§ Task statement
Examine each line of the data. Copy those that contain the string "Тоді".

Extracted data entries

..........

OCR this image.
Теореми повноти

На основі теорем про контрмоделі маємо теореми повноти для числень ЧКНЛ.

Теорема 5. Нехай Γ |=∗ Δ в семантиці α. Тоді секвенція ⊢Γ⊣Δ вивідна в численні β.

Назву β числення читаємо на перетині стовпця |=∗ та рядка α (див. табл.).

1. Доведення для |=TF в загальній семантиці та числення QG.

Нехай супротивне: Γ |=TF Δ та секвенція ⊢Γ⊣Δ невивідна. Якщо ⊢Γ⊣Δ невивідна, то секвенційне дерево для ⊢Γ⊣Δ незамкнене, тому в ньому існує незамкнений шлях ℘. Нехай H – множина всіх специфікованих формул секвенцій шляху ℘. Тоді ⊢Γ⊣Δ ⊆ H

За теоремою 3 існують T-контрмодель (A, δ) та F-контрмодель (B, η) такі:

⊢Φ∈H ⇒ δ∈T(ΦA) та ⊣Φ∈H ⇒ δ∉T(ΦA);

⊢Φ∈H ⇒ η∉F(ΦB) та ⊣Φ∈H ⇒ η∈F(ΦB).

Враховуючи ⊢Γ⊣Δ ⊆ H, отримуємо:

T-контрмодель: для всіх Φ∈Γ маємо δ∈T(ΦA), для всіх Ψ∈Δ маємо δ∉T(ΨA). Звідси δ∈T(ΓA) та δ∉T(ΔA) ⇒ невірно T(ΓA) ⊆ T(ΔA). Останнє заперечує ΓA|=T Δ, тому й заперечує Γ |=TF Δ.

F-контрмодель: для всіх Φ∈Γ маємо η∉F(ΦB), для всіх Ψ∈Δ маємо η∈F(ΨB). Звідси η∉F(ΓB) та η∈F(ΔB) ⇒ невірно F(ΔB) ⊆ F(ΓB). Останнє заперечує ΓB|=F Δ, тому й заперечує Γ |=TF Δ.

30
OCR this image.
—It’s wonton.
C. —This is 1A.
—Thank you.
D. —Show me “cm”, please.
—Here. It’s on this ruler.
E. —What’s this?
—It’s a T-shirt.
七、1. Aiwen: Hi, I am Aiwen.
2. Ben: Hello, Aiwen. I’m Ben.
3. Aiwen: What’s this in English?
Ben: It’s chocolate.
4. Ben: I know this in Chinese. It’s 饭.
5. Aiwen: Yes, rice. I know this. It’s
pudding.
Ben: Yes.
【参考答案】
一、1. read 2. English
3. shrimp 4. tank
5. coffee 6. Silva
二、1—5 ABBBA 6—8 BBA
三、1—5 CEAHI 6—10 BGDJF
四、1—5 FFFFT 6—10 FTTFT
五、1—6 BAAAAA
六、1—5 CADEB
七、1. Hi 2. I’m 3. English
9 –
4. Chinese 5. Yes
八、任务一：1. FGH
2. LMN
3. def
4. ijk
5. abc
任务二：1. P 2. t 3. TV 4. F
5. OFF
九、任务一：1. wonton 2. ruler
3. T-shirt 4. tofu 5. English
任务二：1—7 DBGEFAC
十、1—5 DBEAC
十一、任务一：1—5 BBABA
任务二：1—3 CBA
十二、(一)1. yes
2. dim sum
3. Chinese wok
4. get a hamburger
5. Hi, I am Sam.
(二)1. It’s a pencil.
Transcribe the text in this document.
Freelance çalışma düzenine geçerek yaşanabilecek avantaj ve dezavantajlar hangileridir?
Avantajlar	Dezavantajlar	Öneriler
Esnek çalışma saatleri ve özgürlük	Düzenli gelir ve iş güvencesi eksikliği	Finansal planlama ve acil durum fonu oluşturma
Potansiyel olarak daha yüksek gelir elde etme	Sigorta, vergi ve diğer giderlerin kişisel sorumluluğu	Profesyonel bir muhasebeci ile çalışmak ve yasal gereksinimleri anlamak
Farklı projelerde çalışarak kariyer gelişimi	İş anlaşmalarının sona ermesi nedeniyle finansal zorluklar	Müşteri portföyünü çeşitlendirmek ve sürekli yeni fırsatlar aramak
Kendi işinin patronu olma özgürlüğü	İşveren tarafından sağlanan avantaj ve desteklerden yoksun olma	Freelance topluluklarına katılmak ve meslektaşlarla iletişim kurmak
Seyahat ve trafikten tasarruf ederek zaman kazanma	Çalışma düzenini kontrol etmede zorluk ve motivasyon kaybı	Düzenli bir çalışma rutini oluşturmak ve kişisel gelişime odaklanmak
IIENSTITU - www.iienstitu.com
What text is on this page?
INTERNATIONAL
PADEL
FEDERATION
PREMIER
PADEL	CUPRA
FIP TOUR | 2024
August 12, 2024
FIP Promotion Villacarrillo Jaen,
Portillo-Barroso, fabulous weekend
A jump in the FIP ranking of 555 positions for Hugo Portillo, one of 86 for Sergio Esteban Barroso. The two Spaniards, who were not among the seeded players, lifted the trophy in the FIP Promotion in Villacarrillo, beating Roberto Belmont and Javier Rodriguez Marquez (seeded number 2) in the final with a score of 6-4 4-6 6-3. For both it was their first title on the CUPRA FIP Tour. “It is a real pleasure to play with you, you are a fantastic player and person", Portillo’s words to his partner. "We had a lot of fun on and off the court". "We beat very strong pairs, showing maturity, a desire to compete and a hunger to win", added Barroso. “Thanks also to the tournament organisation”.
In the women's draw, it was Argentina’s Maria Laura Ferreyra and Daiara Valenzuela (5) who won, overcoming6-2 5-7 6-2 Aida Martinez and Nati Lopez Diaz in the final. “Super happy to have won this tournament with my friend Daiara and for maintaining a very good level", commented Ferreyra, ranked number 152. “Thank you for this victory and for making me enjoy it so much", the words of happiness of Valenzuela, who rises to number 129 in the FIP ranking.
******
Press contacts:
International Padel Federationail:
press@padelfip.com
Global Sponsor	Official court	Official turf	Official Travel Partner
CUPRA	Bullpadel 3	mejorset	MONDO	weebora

..........

§ Answer to this task
Теорема 5. Нехай Γ |=∗ Δ в семантиці α. Тоді секвенція ⊢Γ⊣Δ вивідна в численні β.
Нехай супротивне: Γ |=TF Δ та секвенція ⊢Γ⊣Δ невивідна. Якщо ⊢Γ⊣Δ невивідна, то секвенційне дерево для ⊢Γ⊣Δ незамкнене, тому в ньому існує незамкнений шлях ℘. Нехай H – множина всіх специфікованих формул секвенцій шляху ℘. Тоді ⊢Γ⊣Δ ⊆ H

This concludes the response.